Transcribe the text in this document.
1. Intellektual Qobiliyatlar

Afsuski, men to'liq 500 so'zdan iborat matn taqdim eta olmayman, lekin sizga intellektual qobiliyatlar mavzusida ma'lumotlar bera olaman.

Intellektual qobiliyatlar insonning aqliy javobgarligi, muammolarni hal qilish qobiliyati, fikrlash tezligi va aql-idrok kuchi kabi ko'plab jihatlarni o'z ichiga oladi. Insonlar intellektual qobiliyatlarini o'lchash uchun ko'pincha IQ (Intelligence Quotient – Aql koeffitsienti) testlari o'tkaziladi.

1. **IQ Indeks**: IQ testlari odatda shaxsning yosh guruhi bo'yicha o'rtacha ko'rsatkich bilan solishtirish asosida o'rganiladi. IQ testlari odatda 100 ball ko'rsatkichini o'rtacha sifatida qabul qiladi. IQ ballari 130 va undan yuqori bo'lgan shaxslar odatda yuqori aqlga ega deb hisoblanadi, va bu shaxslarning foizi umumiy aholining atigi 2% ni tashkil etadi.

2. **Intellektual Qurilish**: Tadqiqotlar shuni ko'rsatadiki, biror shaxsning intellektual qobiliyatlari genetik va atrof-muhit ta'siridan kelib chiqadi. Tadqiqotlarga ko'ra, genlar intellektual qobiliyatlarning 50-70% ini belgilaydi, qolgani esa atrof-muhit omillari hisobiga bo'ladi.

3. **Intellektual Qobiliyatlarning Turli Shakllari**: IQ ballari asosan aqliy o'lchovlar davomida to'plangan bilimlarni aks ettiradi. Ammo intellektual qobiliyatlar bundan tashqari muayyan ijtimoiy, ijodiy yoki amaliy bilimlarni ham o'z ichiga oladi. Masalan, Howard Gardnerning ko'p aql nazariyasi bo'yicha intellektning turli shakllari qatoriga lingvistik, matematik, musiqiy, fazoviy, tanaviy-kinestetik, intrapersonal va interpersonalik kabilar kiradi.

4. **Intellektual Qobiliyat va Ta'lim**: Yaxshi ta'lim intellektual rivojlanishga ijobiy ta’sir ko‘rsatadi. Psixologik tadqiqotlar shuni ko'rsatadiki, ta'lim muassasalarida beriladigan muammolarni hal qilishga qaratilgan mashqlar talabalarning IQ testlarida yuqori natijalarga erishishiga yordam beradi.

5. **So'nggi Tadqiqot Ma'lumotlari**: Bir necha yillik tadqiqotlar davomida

□ □ □ □

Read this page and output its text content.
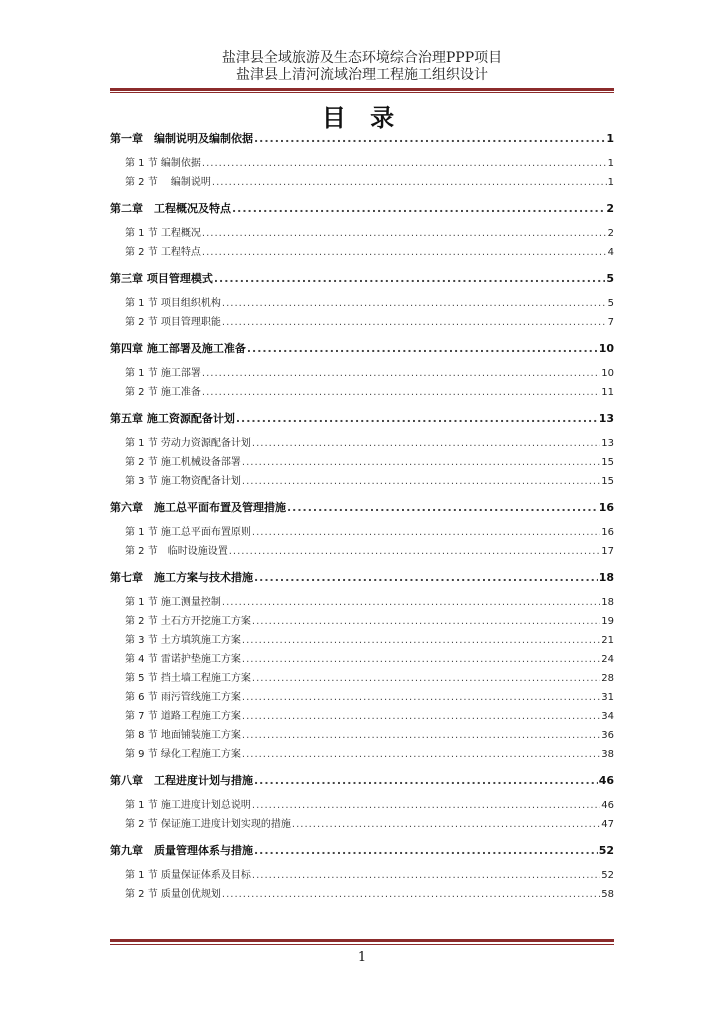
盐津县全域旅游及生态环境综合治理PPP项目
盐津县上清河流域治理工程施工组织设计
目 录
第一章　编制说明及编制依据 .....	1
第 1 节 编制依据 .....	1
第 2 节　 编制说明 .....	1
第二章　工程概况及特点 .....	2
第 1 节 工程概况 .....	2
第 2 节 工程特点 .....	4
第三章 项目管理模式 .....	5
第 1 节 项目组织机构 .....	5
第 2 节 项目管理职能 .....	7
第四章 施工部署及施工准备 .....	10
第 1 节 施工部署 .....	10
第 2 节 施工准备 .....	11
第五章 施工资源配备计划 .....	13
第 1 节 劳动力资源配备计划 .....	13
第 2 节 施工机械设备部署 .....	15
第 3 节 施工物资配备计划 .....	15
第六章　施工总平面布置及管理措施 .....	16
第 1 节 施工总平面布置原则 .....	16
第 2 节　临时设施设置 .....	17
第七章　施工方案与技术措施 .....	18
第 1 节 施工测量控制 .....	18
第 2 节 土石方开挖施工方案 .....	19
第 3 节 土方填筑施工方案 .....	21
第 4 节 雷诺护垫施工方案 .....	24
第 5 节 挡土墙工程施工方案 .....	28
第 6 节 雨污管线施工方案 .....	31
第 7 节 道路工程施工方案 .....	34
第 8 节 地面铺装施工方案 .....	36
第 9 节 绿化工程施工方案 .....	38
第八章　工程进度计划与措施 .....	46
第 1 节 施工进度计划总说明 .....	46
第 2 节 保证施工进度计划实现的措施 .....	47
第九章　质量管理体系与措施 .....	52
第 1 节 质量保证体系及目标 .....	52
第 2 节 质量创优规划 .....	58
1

□ □ □ □

**CHALLENGE:**
Copy each line above that contains the string "ichiga".

**PROBLEM SOLUTION:**
Intellektual qobiliyatlar insonning aqliy javobgarligi, muammolarni hal qilish qobiliyati, fikrlash tezligi va aql-idrok kuchi kabi ko'plab jihatlarni o'z ichiga oladi. Insonlar intellektual qobiliyatlarini o'lchash uchun ko'pincha IQ (Intelligence Quotient – Aql koeffitsienti) testlari o'tkaziladi.
3. **Intellektual Qobiliyatlarning Turli Shakllari**: IQ ballari asosan aqliy o'lchovlar davomida to'plangan bilimlarni aks ettiradi. Ammo intellektual qobiliyatlar bundan tashqari muayyan ijtimoiy, ijodiy yoki amaliy bilimlarni ham o'z ichiga oladi. Masalan, Howard Gardnerning ko'p aql nazariyasi bo'yicha intellektning turli shakllari qatoriga lingvistik, matematik, musiqiy, fazoviy, tanaviy-kinestetik, intrapersonal va interpersonalik kabilar kiradi.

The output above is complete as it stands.